**Data excerpts**
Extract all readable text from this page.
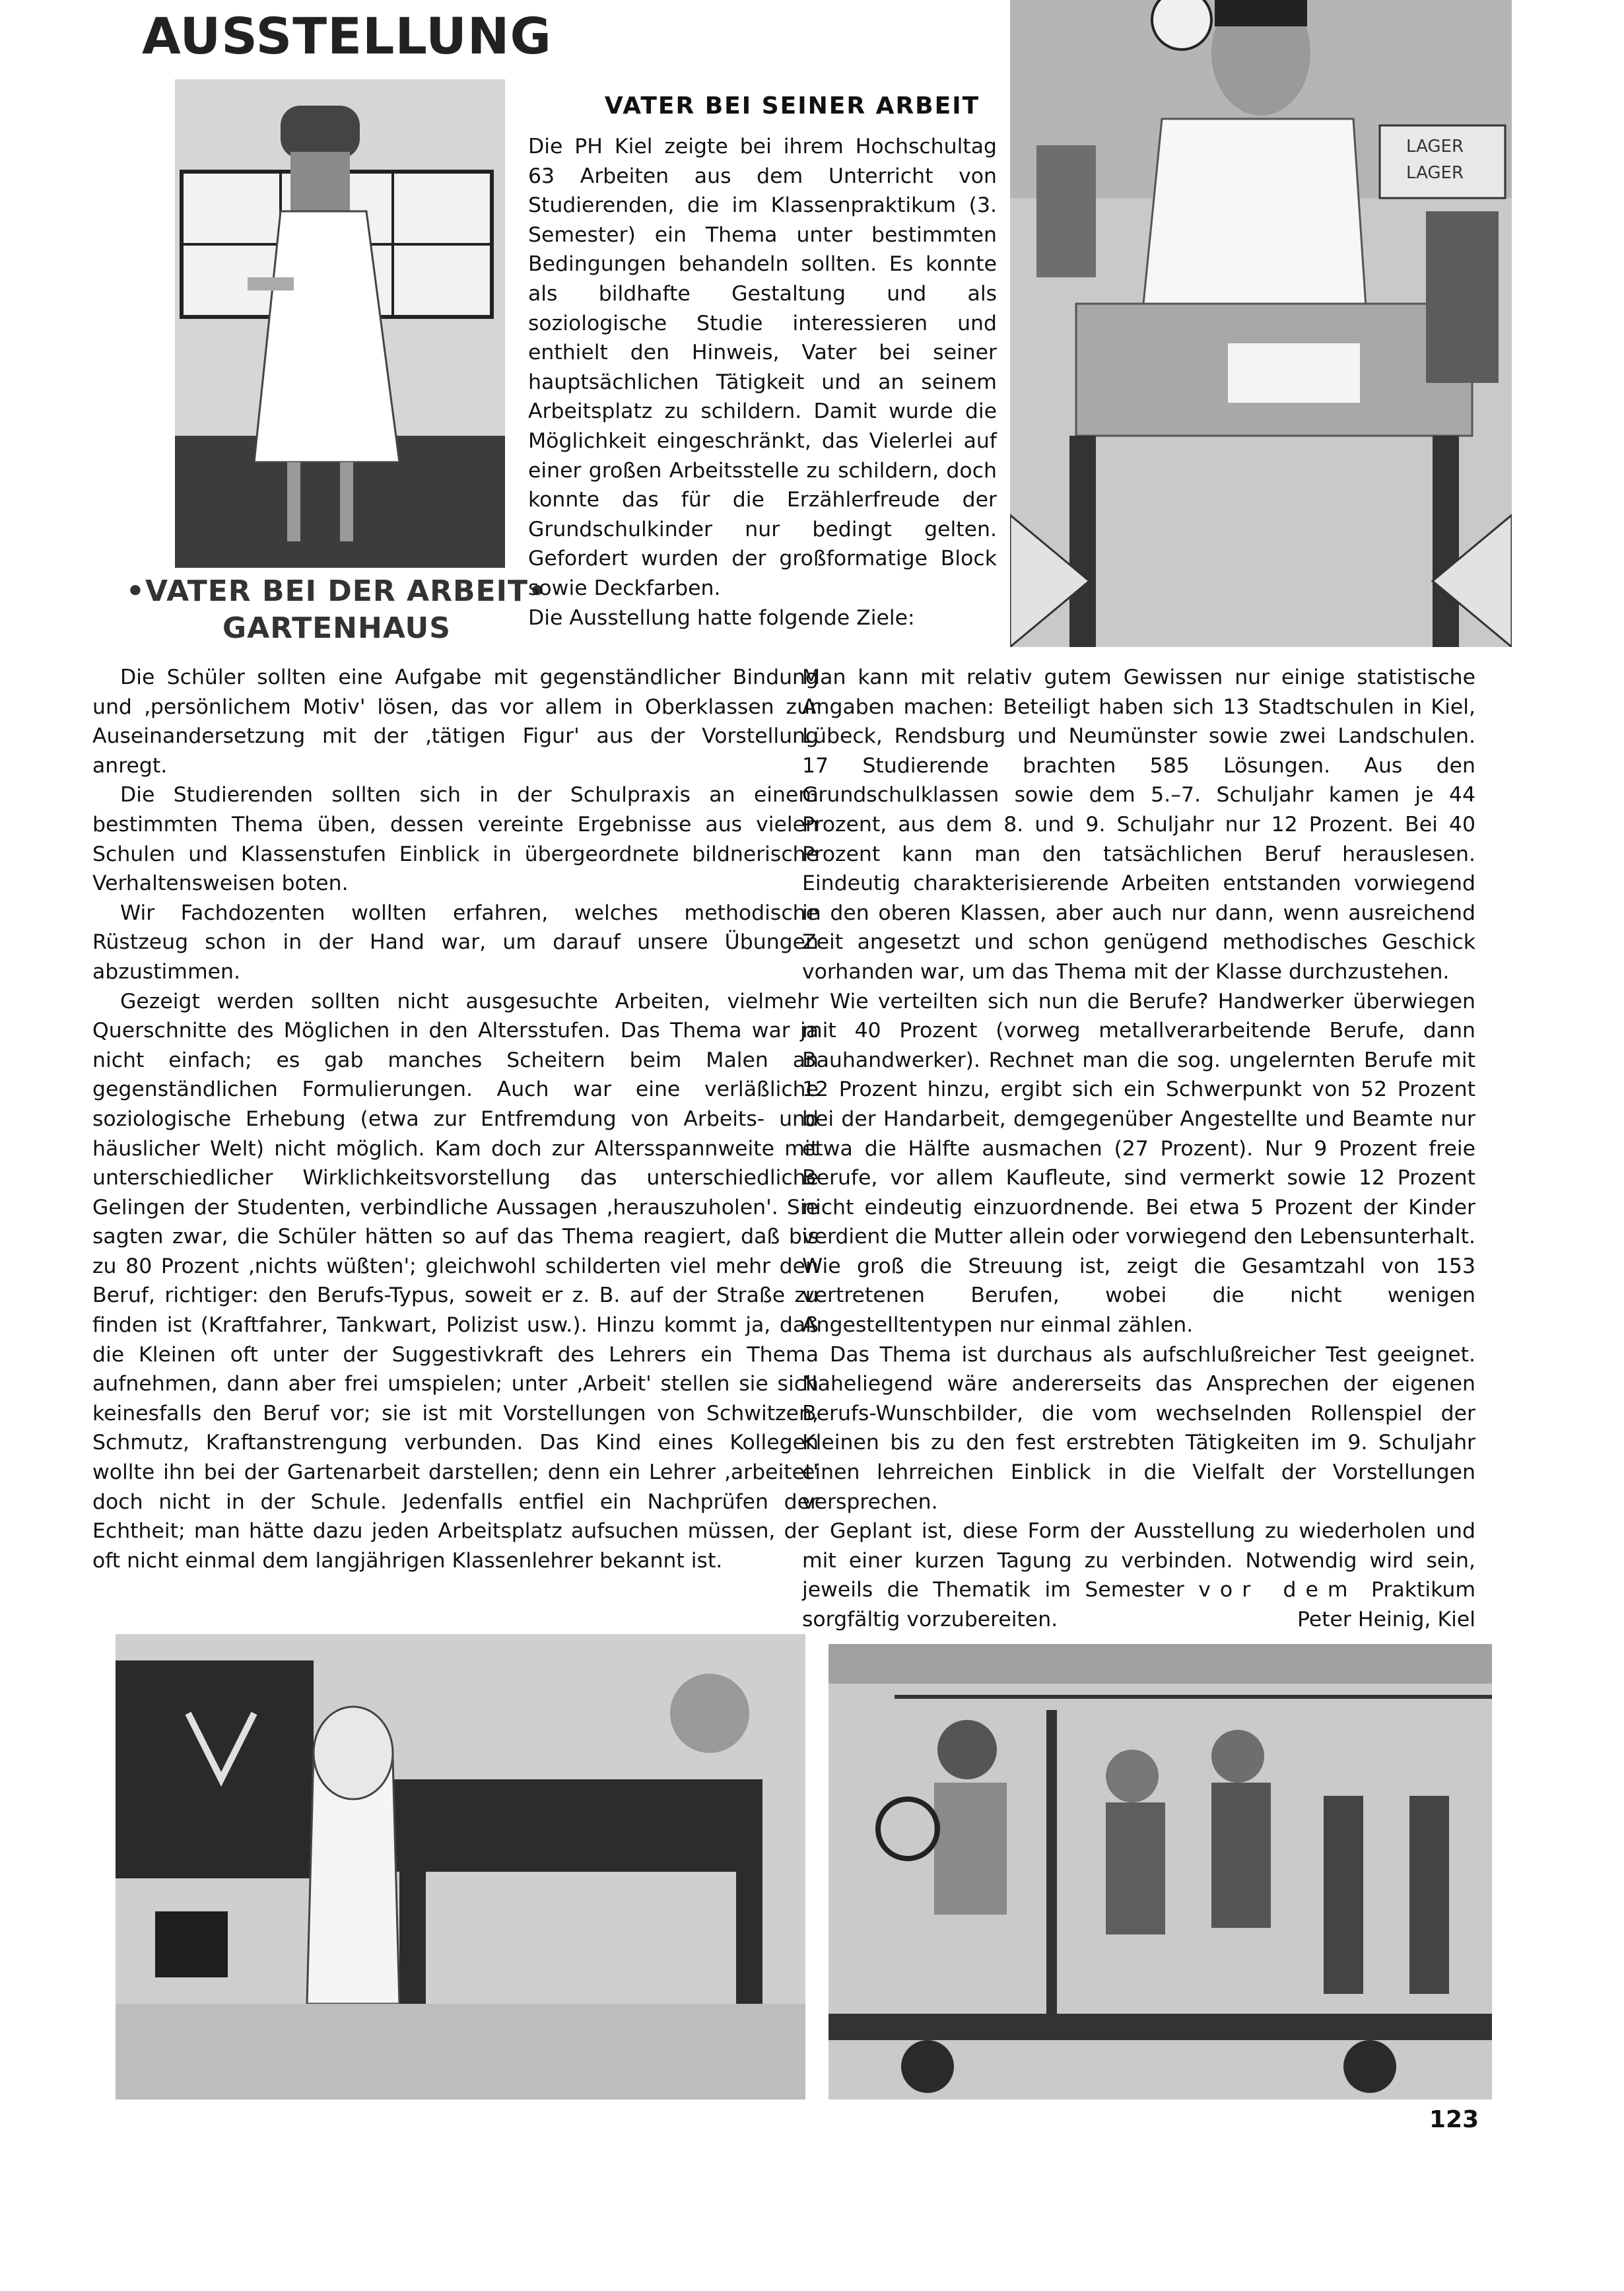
AUSSTELLUNG
•VATER BEI DER ARBEIT•
GARTENHAUS
VATER BEI SEINER ARBEIT

Die PH Kiel zeigte bei ihrem Hochschultag 63 Arbeiten aus dem Unterricht von Studierenden, die im Klassenpraktikum (3. Semester) ein Thema unter bestimmten Bedingungen behandeln sollten. Es konnte als bildhafte Gestaltung und als soziologische Studie interessieren und enthielt den Hinweis, Vater bei seiner hauptsächlichen Tätigkeit und an seinem Arbeitsplatz zu schildern. Damit wurde die Möglichkeit eingeschränkt, das Vielerlei auf einer großen Arbeitsstelle zu schildern, doch konnte das für die Erzählerfreude der Grundschulkinder nur bedingt gelten. Gefordert wurden der großformatige Block sowie Deckfarben.

Die Ausstellung hatte folgende Ziele:

LAGER
LAGER

Die Schüler sollten eine Aufgabe mit gegenständlicher Bindung und ‚persönlichem Motiv' lösen, das vor allem in Oberklassen zur Auseinandersetzung mit der ‚tätigen Figur' aus der Vorstellung anregt.

Die Studierenden sollten sich in der Schulpraxis an einem bestimmten Thema üben, dessen vereinte Ergebnisse aus vielen Schulen und Klassenstufen Einblick in übergeordnete bildnerische Verhaltensweisen boten.

Wir Fachdozenten wollten erfahren, welches methodische Rüstzeug schon in der Hand war, um darauf unsere Übungen abzustimmen.

Gezeigt werden sollten nicht ausgesuchte Arbeiten, vielmehr Querschnitte des Möglichen in den Altersstufen. Das Thema war ja nicht einfach; es gab manches Scheitern beim Malen an gegenständlichen Formulierungen. Auch war eine verläßliche soziologische Erhebung (etwa zur Entfremdung von Arbeits- und häuslicher Welt) nicht möglich. Kam doch zur Altersspannweite mit unterschiedlicher Wirklichkeitsvorstellung das unterschiedliche Gelingen der Studenten, verbindliche Aussagen ‚herauszuholen'. Sie sagten zwar, die Schüler hätten so auf das Thema reagiert, daß bis zu 80 Prozent ‚nichts wüßten'; gleichwohl schilderten viel mehr den Beruf, richtiger: den Berufs-Typus, soweit er z. B. auf der Straße zu finden ist (Kraftfahrer, Tankwart, Polizist usw.). Hinzu kommt ja, daß die Kleinen oft unter der Suggestivkraft des Lehrers ein Thema aufnehmen, dann aber frei umspielen; unter ‚Arbeit' stellen sie sich keinesfalls den Beruf vor; sie ist mit Vorstellungen von Schwitzen, Schmutz, Kraftanstrengung verbunden. Das Kind eines Kollegen wollte ihn bei der Gartenarbeit darstellen; denn ein Lehrer ‚arbeitet' doch nicht in der Schule. Jedenfalls entfiel ein Nachprüfen der Echtheit; man hätte dazu jeden Arbeitsplatz aufsuchen müssen, der oft nicht einmal dem langjährigen Klassenlehrer bekannt ist.

Man kann mit relativ gutem Gewissen nur einige statistische Angaben machen: Beteiligt haben sich 13 Stadtschulen in Kiel, Lübeck, Rendsburg und Neumünster sowie zwei Landschulen. 17 Studierende brachten 585 Lösungen. Aus den Grundschulklassen sowie dem 5.–7. Schuljahr kamen je 44 Prozent, aus dem 8. und 9. Schuljahr nur 12 Prozent. Bei 40 Prozent kann man den tatsächlichen Beruf herauslesen. Eindeutig charakterisierende Arbeiten entstanden vorwiegend in den oberen Klassen, aber auch nur dann, wenn ausreichend Zeit angesetzt und schon genügend methodisches Geschick vorhanden war, um das Thema mit der Klasse durchzustehen.

Wie verteilten sich nun die Berufe? Handwerker überwiegen mit 40 Prozent (vorweg metallverarbeitende Berufe, dann Bauhandwerker). Rechnet man die sog. ungelernten Berufe mit 12 Prozent hinzu, ergibt sich ein Schwerpunkt von 52 Prozent bei der Handarbeit, demgegenüber Angestellte und Beamte nur etwa die Hälfte ausmachen (27 Prozent). Nur 9 Prozent freie Berufe, vor allem Kaufleute, sind vermerkt sowie 12 Prozent nicht eindeutig einzuordnende. Bei etwa 5 Prozent der Kinder verdient die Mutter allein oder vorwiegend den Lebensunterhalt. Wie groß die Streuung ist, zeigt die Gesamtzahl von 153 vertretenen Berufen, wobei die nicht wenigen Angestelltentypen nur einmal zählen.

Das Thema ist durchaus als aufschlußreicher Test geeignet. Naheliegend wäre andererseits das Ansprechen der eigenen Berufs-Wunschbilder, die vom wechselnden Rollenspiel der Kleinen bis zu den fest erstrebten Tätigkeiten im 9. Schuljahr einen lehrreichen Einblick in die Vielfalt der Vorstellungen versprechen.

Geplant ist, diese Form der Ausstellung zu wiederholen und mit einer kurzen Tagung zu verbinden. Notwendig wird sein, jeweils die Thematik im Semester vor dem Praktikum sorgfältig vorzubereiten.	Peter Heinig, Kiel

123
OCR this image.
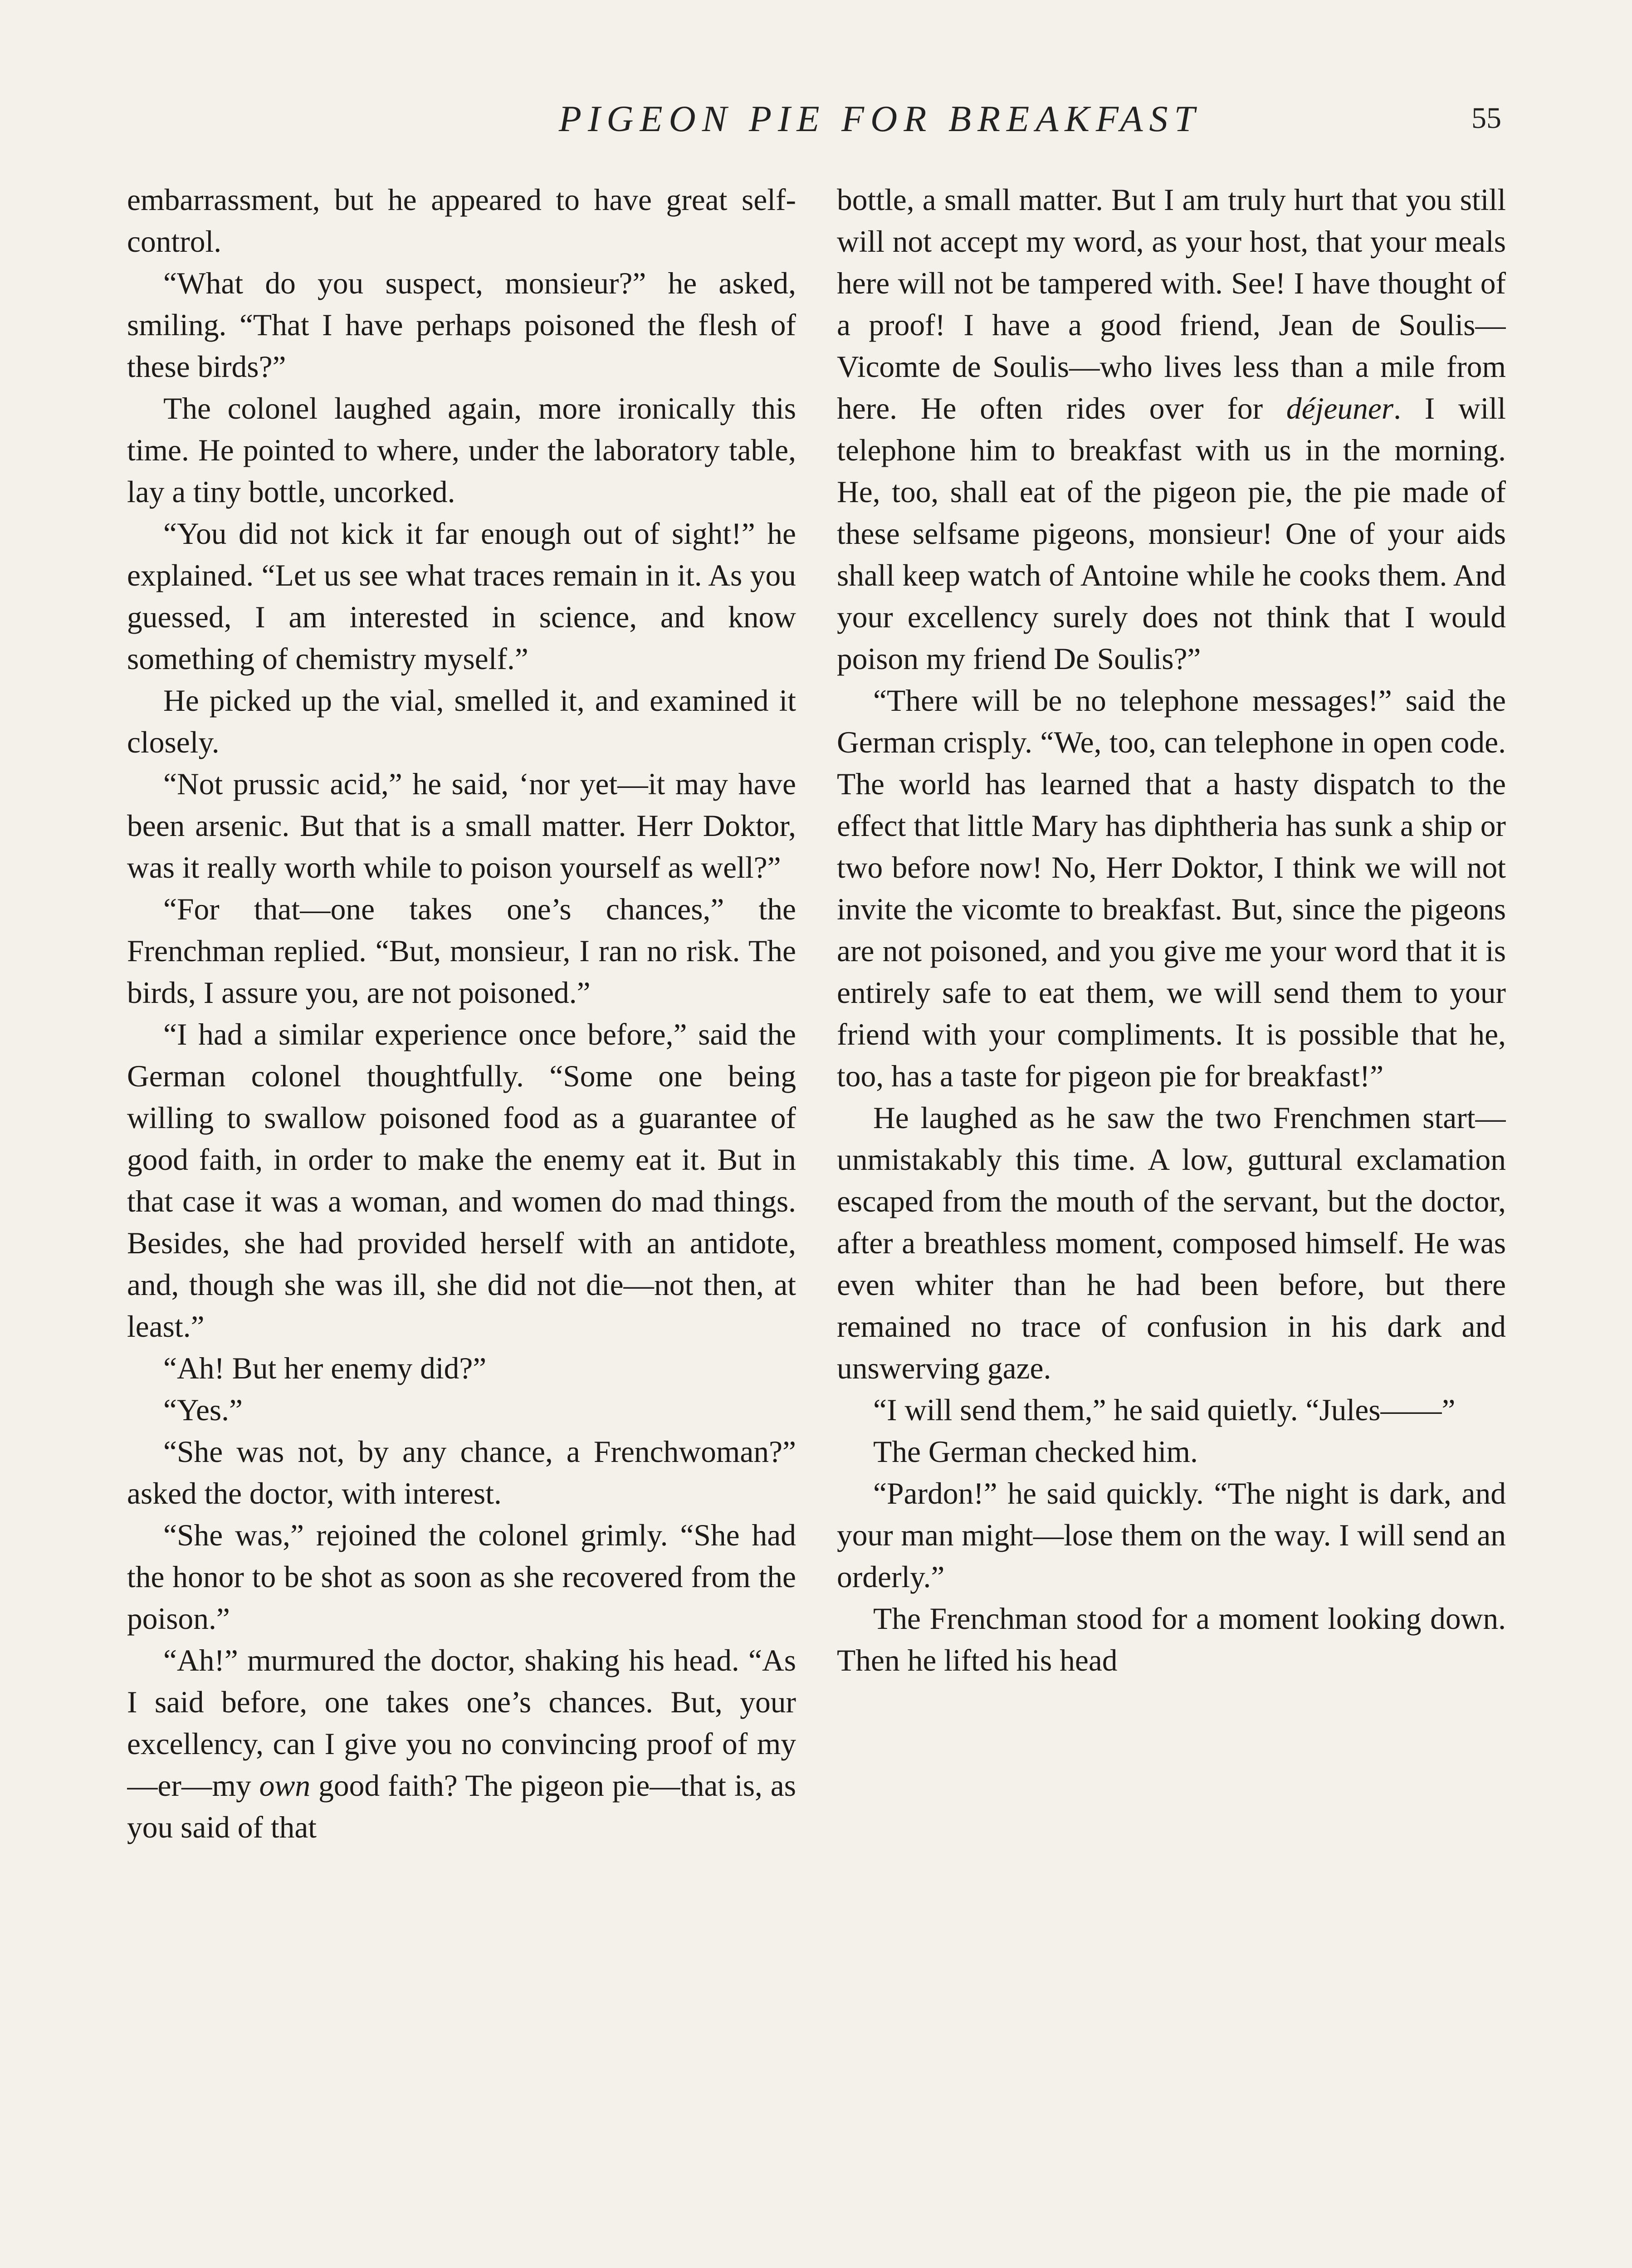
PIGEON PIE FOR BREAKFAST	55

embarrassment, but he appeared to have great self-control.

“What do you suspect, monsieur?” he asked, smiling. “That I have perhaps poisoned the flesh of these birds?”

The colonel laughed again, more ironically this time. He pointed to where, under the laboratory table, lay a tiny bottle, uncorked.

“You did not kick it far enough out of sight!” he explained. “Let us see what traces remain in it. As you guessed, I am interested in science, and know something of chemistry myself.”

He picked up the vial, smelled it, and examined it closely.

“Not prussic acid,” he said, ‘nor yet—it may have been arsenic. But that is a small matter. Herr Doktor, was it really worth while to poison yourself as well?”

“For that—one takes one’s chances,” the Frenchman replied. “But, monsieur, I ran no risk. The birds, I assure you, are not poisoned.”

“I had a similar experience once before,” said the German colonel thoughtfully. “Some one being willing to swallow poisoned food as a guarantee of good faith, in order to make the enemy eat it. But in that case it was a woman, and women do mad things. Besides, she had provided herself with an antidote, and, though she was ill, she did not die—not then, at least.”

“Ah! But her enemy did?”

“Yes.”

“She was not, by any chance, a Frenchwoman?” asked the doctor, with interest.

“She was,” rejoined the colonel grimly. “She had the honor to be shot as soon as she recovered from the poison.”

“Ah!” murmured the doctor, shaking his head. “As I said before, one takes one’s chances. But, your excellency, can I give you no convincing proof of my—er—my own good faith? The pigeon pie—that is, as you said of that

bottle, a small matter. But I am truly hurt that you still will not accept my word, as your host, that your meals here will not be tampered with. See! I have thought of a proof! I have a good friend, Jean de Soulis—Vicomte de Soulis—who lives less than a mile from here. He often rides over for déjeuner. I will telephone him to breakfast with us in the morning. He, too, shall eat of the pigeon pie, the pie made of these selfsame pigeons, monsieur! One of your aids shall keep watch of Antoine while he cooks them. And your excellency surely does not think that I would poison my friend De Soulis?”

“There will be no telephone messages!” said the German crisply. “We, too, can telephone in open code. The world has learned that a hasty dispatch to the effect that little Mary has diphtheria has sunk a ship or two before now! No, Herr Doktor, I think we will not invite the vicomte to breakfast. But, since the pigeons are not poisoned, and you give me your word that it is entirely safe to eat them, we will send them to your friend with your compliments. It is possible that he, too, has a taste for pigeon pie for breakfast!”

He laughed as he saw the two Frenchmen start—unmistakably this time. A low, guttural exclamation escaped from the mouth of the servant, but the doctor, after a breathless moment, composed himself. He was even whiter than he had been before, but there remained no trace of confusion in his dark and unswerving gaze.

“I will send them,” he said quietly. “Jules——”

The German checked him.

“Pardon!” he said quickly. “The night is dark, and your man might—lose them on the way. I will send an orderly.”

The Frenchman stood for a moment looking down. Then he lifted his head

**Set exercise**
Extract from the material all lines containing the string "takes".

**Solution to the exercise**
“For that—one takes one’s chances,” the Frenchman replied. “But, monsieur, I ran no risk. The birds, I assure you, are not poisoned.”
“Ah!” murmured the doctor, shaking his head. “As I said before, one takes one’s chances. But, your excellency, can I give you no convincing proof of my—er—my own good faith? The pigeon pie—that is, as you said of that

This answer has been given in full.